▶ _TEXTO PRESENTADO_:

<<<<

Constatamos
casi cotidianamente la existencia y el debate entre opiniones distintas sobre
temas importantes. Ante tal hecho, podemos tomar una actitud de aparente
respeto: sobre temas donde hay muchas opiniones ninguna podría ser considerada
como verdadera. En otras palabras, en esos temas sería necesario admitir el
pluralismo y evitar cualquier actitud de tipo impositivo que lleve a
descalificar a quienes piensan de modo distinto del propio al suponer,
erróneamente, que unos poseen la verdad y los otros están equivocados.
La anterior
actitud supone, sin embargo, que querer imponerse sobre los demás es erróneo.
En otras palabras, condena un punto de vista como malo y admite como bueno el
propio. ¿No sería esto una especie de auto contradicción? Si todos los puntos
de vista tienen el mismo valor, también habría que respetar la opinión de
quienes piensan que no todos los puntos de vista tienen el mismo valor, que hay
quienes están equivocados y que vale la pena ayudarles a dejar el error y a
encontrar la verdad.

>>>>

▶ _EJERCICIOS PROPUESTOS_:
• A. Responde a estas preguntas sobre el texto acerca del pluralismo de opiniones:
(i) ¿Con qué frecuencia constatamos el debate entre opiniones distintas sobre temas importantes?
(ii) Según la actitud de aparente respeto, ¿qué tipo de actitud habría que evitar?
(iii) ¿Qué pregunta formula el texto sobre esa actitud?
• B. Prosigue el texto sobre el pluralismo de opiniones a partir de su última oración.
Para resolver los ejercicios no hace falta consultar los datos.

▶ _DATOS APORTADOS_:
<<<<

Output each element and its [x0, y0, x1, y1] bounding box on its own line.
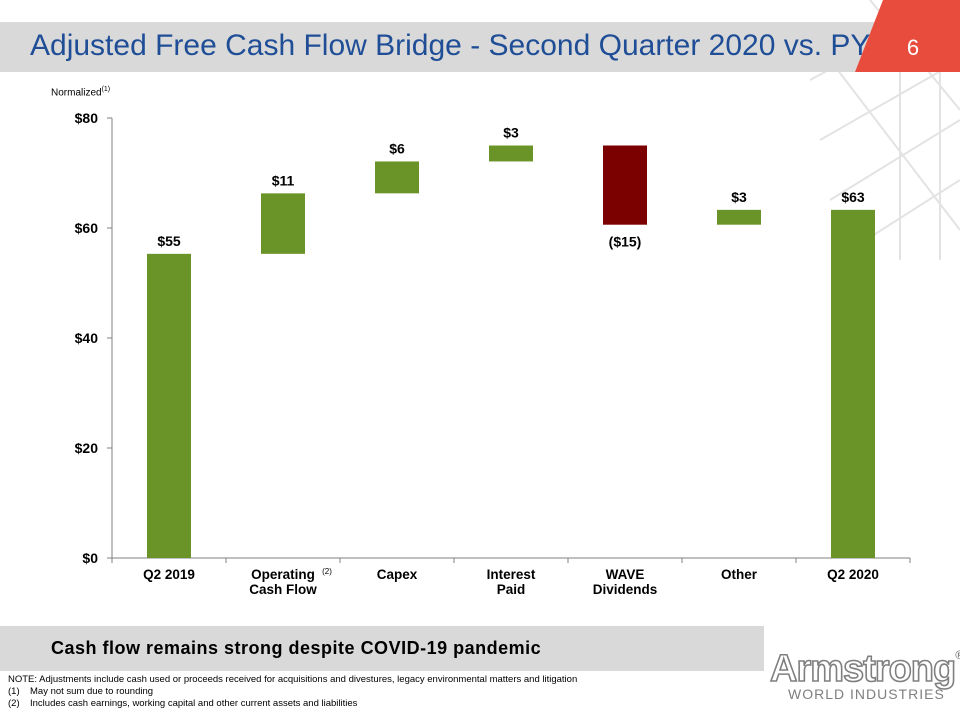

>>>>

▶ _RESPUESTAS_:
• A.
(i) Casi cotidianamente.
(ii) Cualquier actitud de tipo impositivo que lleve a descalificar a quienes piensan de modo distinto del propio.
(iii) «¿No sería esto una especie de auto contradicción?»

• B.
En realidad,
el pluralismo de opiniones no es admisible de modo indiscriminado para
cualquier tema. Ningún estado tolera, por ejemplo, la difusión de opiniones
racistas. Quienes defienden ideas que implican desprecio y discriminación hacia
las personas por motivos raciales deben recibir advertencias e incluso castigos
justos, y pierden, en muchos estados, cualquier ‘derecho’ a exponer su modo de
pensar.
Algo parecido
ocurre en el campo de los impuestos. Miles, quizá millones de personas, opinan
que este impuesto y este otro son excesivos y que no ‘deberían’ pagarlos. Pero
esa opinión, a la que se suele dejar espacio para el debate público, no puede
luego llevarse a la práctica: quien no paga (es decir, quien vive de acuerdo
con su opinión) será castigado, a veces con penas severas.
Estos dos
ejemplos muestran, por lo tanto, que no todas las opiniones pueden ser
ofrecidas en el plano público como si fuesen igualmente válidas. Hay opiniones
que promueven actitudes peligrosas e injustas (las opiniones de los racistas),
y otras opiniones que pueden llevar a comportamientos delictivos (como cuando
uno no paga un impuesto justo simplemente porque no desea pagarlo).
Si ampliamos
los horizontes, temas como el aborto o la selección de embriones en la
fecundación in vitro, ¿son plenamente discutibles? ¿Valen lo mismo las
opiniones de quien dice sí al aborto libre y de quien dice que el aborto es un
acto gravemente injusto?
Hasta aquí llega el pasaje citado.